→ **Goal of the exercise**
Send back all the data below, exactly as given.

Excerpt from a dataset
◆ ◆ ◆ ◆ ◆
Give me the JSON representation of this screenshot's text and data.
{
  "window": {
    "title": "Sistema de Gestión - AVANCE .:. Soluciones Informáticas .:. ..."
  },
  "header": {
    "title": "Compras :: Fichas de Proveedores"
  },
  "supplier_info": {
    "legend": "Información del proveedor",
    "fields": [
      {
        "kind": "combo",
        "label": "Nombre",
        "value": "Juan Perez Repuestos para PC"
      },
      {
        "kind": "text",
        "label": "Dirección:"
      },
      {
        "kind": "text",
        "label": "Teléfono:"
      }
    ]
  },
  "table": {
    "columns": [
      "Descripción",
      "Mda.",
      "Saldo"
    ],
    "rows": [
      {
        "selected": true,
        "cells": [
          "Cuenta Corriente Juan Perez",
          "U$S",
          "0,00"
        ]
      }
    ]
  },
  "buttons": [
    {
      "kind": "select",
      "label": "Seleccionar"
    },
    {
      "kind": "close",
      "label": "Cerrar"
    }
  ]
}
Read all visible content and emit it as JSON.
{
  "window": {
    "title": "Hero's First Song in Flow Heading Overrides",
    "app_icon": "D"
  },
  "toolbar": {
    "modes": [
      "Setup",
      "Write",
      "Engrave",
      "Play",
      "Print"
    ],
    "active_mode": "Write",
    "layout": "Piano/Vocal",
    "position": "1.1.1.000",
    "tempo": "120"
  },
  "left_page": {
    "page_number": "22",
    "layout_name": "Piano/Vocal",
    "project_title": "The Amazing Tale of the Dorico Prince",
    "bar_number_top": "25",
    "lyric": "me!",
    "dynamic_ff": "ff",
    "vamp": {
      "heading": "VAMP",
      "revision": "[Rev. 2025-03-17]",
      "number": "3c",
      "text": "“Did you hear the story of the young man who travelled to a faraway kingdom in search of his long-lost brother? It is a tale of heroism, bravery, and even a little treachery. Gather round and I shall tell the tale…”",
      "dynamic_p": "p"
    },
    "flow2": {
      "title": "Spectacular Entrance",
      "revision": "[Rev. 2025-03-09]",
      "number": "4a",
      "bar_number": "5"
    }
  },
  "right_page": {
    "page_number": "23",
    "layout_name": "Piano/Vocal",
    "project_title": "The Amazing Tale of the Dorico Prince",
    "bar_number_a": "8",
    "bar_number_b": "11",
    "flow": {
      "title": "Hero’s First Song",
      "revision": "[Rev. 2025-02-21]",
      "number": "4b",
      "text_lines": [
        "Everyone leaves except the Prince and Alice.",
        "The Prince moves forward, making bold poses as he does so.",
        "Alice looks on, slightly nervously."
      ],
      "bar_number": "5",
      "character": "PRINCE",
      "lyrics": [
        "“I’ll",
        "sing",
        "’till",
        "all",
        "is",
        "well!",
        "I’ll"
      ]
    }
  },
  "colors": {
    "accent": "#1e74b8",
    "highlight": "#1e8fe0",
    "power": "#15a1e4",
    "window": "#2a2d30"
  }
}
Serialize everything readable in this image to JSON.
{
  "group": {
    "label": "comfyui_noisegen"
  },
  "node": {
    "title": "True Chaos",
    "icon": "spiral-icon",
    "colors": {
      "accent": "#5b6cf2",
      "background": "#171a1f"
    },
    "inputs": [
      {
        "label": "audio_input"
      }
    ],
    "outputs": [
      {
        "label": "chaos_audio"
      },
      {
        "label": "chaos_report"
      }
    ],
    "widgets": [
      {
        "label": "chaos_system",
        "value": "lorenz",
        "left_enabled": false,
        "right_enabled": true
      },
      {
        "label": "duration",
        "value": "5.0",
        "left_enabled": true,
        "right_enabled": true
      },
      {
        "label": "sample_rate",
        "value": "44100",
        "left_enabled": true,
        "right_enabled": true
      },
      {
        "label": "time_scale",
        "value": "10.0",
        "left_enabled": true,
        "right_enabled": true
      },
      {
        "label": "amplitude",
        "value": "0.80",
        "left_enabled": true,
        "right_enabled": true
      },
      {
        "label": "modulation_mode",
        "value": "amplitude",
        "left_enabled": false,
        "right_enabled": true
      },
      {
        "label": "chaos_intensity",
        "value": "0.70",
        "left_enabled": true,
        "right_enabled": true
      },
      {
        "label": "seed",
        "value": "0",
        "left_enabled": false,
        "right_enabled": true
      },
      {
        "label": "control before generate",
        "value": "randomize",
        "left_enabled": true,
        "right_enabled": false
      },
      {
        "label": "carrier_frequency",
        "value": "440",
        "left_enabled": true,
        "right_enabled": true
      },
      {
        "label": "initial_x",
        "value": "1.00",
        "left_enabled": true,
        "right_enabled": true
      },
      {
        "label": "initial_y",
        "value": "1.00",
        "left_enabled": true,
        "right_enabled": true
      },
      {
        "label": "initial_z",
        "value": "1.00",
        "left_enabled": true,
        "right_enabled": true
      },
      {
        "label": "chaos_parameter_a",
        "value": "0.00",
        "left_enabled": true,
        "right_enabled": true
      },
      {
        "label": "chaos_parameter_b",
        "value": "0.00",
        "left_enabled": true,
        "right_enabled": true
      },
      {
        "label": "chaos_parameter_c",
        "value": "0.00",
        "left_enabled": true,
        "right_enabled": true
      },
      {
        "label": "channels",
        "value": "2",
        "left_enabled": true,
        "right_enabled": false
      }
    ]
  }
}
◆ ◆ ◆ ◆ ◆
→ **Exercise response**
Give me the JSON representation of this screenshot's text and data.
{
  "window": {
    "title": "Sistema de Gestión - AVANCE .:. Soluciones Informáticas .:. ..."
  },
  "header": {
    "title": "Compras :: Fichas de Proveedores"
  },
  "supplier_info": {
    "legend": "Información del proveedor",
    "fields": [
      {
        "kind": "combo",
        "label": "Nombre",
        "value": "Juan Perez Repuestos para PC"
      },
      {
        "kind": "text",
        "label": "Dirección:"
      },
      {
        "kind": "text",
        "label": "Teléfono:"
      }
    ]
  },
  "table": {
    "columns": [
      "Descripción",
      "Mda.",
      "Saldo"
    ],
    "rows": [
      {
        "selected": true,
        "cells": [
          "Cuenta Corriente Juan Perez",
          "U$S",
          "0,00"
        ]
      }
    ]
  },
  "buttons": [
    {
      "kind": "select",
      "label": "Seleccionar"
    },
    {
      "kind": "close",
      "label": "Cerrar"
    }
  ]
}
Read all visible content and emit it as JSON.
{
  "window": {
    "title": "Hero's First Song in Flow Heading Overrides",
    "app_icon": "D"
  },
  "toolbar": {
    "modes": [
      "Setup",
      "Write",
      "Engrave",
      "Play",
      "Print"
    ],
    "active_mode": "Write",
    "layout": "Piano/Vocal",
    "position": "1.1.1.000",
    "tempo": "120"
  },
  "left_page": {
    "page_number": "22",
    "layout_name": "Piano/Vocal",
    "project_title": "The Amazing Tale of the Dorico Prince",
    "bar_number_top": "25",
    "lyric": "me!",
    "dynamic_ff": "ff",
    "vamp": {
      "heading": "VAMP",
      "revision": "[Rev. 2025-03-17]",
      "number": "3c",
      "text": "“Did you hear the story of the young man who travelled to a faraway kingdom in search of his long-lost brother? It is a tale of heroism, bravery, and even a little treachery. Gather round and I shall tell the tale…”",
      "dynamic_p": "p"
    },
    "flow2": {
      "title": "Spectacular Entrance",
      "revision": "[Rev. 2025-03-09]",
      "number": "4a",
      "bar_number": "5"
    }
  },
  "right_page": {
    "page_number": "23",
    "layout_name": "Piano/Vocal",
    "project_title": "The Amazing Tale of the Dorico Prince",
    "bar_number_a": "8",
    "bar_number_b": "11",
    "flow": {
      "title": "Hero’s First Song",
      "revision": "[Rev. 2025-02-21]",
      "number": "4b",
      "text_lines": [
        "Everyone leaves except the Prince and Alice.",
        "The Prince moves forward, making bold poses as he does so.",
        "Alice looks on, slightly nervously."
      ],
      "bar_number": "5",
      "character": "PRINCE",
      "lyrics": [
        "“I’ll",
        "sing",
        "’till",
        "all",
        "is",
        "well!",
        "I’ll"
      ]
    }
  },
  "colors": {
    "accent": "#1e74b8",
    "highlight": "#1e8fe0",
    "power": "#15a1e4",
    "window": "#2a2d30"
  }
}
Serialize everything readable in this image to JSON.
{
  "group": {
    "label": "comfyui_noisegen"
  },
  "node": {
    "title": "True Chaos",
    "icon": "spiral-icon",
    "colors": {
      "accent": "#5b6cf2",
      "background": "#171a1f"
    },
    "inputs": [
      {
        "label": "audio_input"
      }
    ],
    "outputs": [
      {
        "label": "chaos_audio"
      },
      {
        "label": "chaos_report"
      }
    ],
    "widgets": [
      {
        "label": "chaos_system",
        "value": "lorenz",
        "left_enabled": false,
        "right_enabled": true
      },
      {
        "label": "duration",
        "value": "5.0",
        "left_enabled": true,
        "right_enabled": true
      },
      {
        "label": "sample_rate",
        "value": "44100",
        "left_enabled": true,
        "right_enabled": true
      },
      {
        "label": "time_scale",
        "value": "10.0",
        "left_enabled": true,
        "right_enabled": true
      },
      {
        "label": "amplitude",
        "value": "0.80",
        "left_enabled": true,
        "right_enabled": true
      },
      {
        "label": "modulation_mode",
        "value": "amplitude",
        "left_enabled": false,
        "right_enabled": true
      },
      {
        "label": "chaos_intensity",
        "value": "0.70",
        "left_enabled": true,
        "right_enabled": true
      },
      {
        "label": "seed",
        "value": "0",
        "left_enabled": false,
        "right_enabled": true
      },
      {
        "label": "control before generate",
        "value": "randomize",
        "left_enabled": true,
        "right_enabled": false
      },
      {
        "label": "carrier_frequency",
        "value": "440",
        "left_enabled": true,
        "right_enabled": true
      },
      {
        "label": "initial_x",
        "value": "1.00",
        "left_enabled": true,
        "right_enabled": true
      },
      {
        "label": "initial_y",
        "value": "1.00",
        "left_enabled": true,
        "right_enabled": true
      },
      {
        "label": "initial_z",
        "value": "1.00",
        "left_enabled": true,
        "right_enabled": true
      },
      {
        "label": "chaos_parameter_a",
        "value": "0.00",
        "left_enabled": true,
        "right_enabled": true
      },
      {
        "label": "chaos_parameter_b",
        "value": "0.00",
        "left_enabled": true,
        "right_enabled": true
      },
      {
        "label": "chaos_parameter_c",
        "value": "0.00",
        "left_enabled": true,
        "right_enabled": true
      },
      {
        "label": "channels",
        "value": "2",
        "left_enabled": true,
        "right_enabled": false
      }
    ]
  }
}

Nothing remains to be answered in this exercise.